Stored records:
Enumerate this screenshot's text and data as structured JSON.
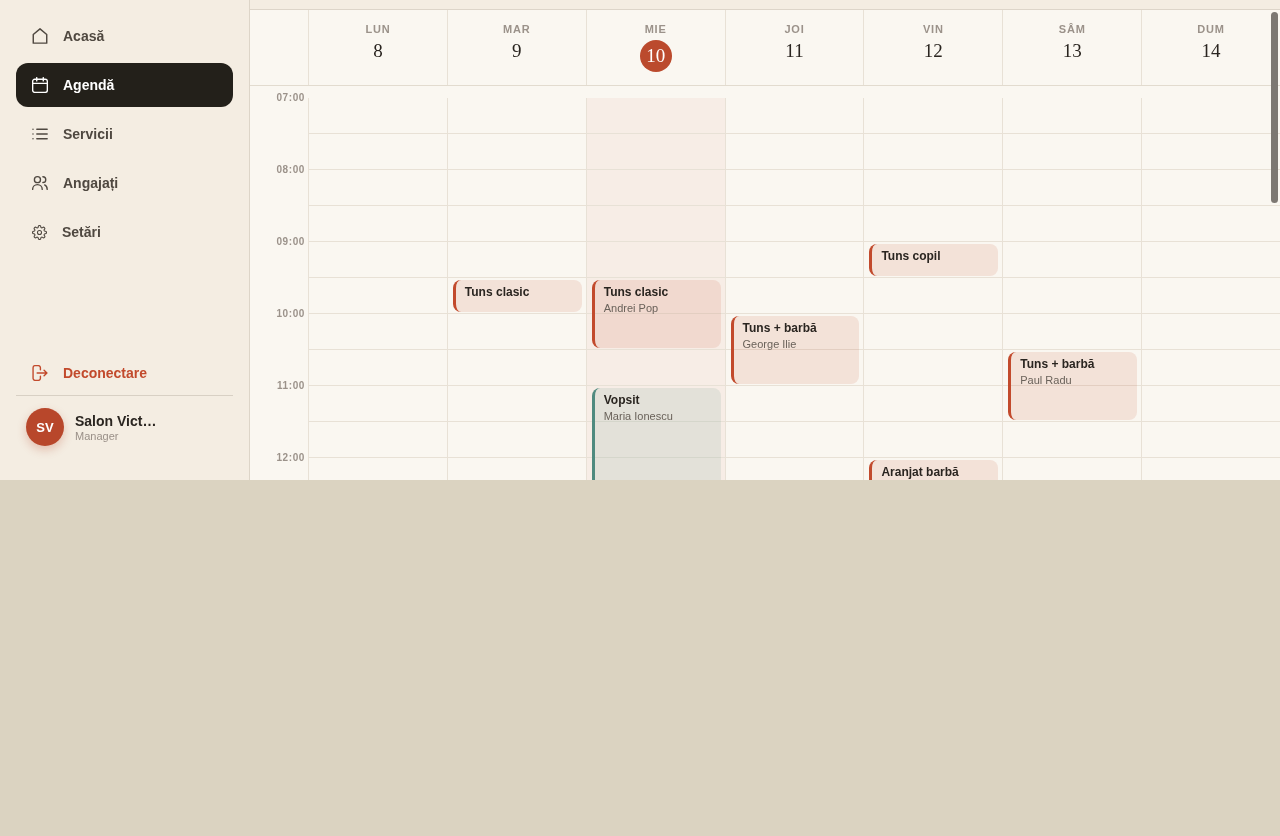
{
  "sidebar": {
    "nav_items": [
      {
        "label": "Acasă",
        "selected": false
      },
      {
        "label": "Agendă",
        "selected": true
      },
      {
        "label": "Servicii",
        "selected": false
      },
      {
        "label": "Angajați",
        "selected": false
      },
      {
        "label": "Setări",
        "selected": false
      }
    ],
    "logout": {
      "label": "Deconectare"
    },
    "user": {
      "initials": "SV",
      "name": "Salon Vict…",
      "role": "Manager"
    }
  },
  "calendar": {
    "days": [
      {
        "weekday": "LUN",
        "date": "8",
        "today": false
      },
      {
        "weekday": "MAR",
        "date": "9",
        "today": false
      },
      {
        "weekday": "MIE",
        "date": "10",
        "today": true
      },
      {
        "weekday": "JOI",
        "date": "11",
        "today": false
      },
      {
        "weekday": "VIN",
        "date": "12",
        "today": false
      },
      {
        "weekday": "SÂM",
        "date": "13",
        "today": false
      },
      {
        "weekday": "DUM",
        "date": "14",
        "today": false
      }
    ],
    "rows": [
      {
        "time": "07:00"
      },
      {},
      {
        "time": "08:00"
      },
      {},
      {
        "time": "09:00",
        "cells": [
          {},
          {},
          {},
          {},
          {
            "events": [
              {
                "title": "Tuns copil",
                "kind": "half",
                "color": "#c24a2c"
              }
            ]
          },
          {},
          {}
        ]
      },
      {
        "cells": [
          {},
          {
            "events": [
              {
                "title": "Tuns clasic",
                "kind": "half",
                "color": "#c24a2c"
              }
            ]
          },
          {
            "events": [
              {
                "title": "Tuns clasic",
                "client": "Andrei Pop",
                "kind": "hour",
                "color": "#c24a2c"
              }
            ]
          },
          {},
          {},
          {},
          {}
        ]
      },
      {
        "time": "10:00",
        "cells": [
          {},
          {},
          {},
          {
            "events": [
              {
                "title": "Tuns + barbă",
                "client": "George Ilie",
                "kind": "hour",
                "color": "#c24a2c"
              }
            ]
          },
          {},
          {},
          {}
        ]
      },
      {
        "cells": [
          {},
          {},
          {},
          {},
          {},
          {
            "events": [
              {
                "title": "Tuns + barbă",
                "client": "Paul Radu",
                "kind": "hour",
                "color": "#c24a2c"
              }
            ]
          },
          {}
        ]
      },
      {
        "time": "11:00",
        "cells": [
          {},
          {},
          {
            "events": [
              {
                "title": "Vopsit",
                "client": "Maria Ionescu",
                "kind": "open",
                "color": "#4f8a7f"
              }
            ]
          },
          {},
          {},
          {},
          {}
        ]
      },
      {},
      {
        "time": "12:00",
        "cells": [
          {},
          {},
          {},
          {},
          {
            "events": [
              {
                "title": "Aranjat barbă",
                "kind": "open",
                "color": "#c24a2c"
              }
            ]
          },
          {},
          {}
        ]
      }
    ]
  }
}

--

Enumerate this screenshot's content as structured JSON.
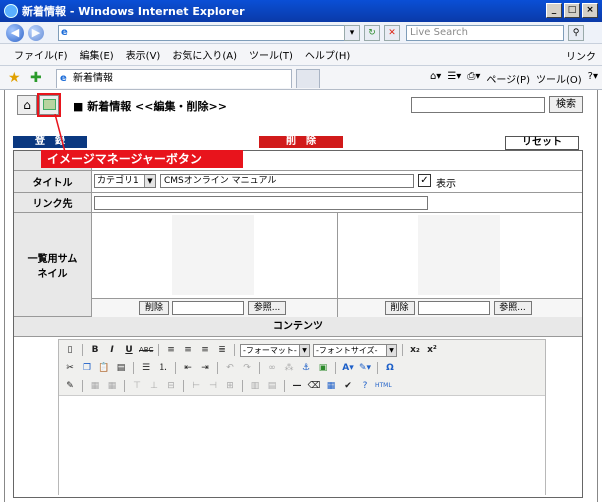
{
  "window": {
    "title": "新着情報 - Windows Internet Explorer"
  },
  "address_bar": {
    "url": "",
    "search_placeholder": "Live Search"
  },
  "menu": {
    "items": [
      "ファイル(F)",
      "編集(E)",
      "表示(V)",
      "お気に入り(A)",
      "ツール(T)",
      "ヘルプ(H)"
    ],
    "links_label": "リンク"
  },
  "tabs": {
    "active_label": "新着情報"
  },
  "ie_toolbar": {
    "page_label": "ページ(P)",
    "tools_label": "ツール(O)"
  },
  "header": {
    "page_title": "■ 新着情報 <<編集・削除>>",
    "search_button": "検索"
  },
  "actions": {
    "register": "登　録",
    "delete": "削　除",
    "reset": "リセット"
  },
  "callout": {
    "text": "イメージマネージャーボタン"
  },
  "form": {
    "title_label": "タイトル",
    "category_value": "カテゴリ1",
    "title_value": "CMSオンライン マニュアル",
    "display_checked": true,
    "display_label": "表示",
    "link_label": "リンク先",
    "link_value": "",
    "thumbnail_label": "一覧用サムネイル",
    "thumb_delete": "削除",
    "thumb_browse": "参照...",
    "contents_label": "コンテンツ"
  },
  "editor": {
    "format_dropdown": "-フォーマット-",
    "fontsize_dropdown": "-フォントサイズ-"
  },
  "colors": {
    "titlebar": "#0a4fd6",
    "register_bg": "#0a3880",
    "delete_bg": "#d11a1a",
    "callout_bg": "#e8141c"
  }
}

Work to complete: Select every line above that contains the word "time", and copy it.

Result of the task:
        "time": "07:00"
        "time": "08:00"
        "time": "09:00",
        "time": "10:00",
        "time": "11:00",
        "time": "12:00",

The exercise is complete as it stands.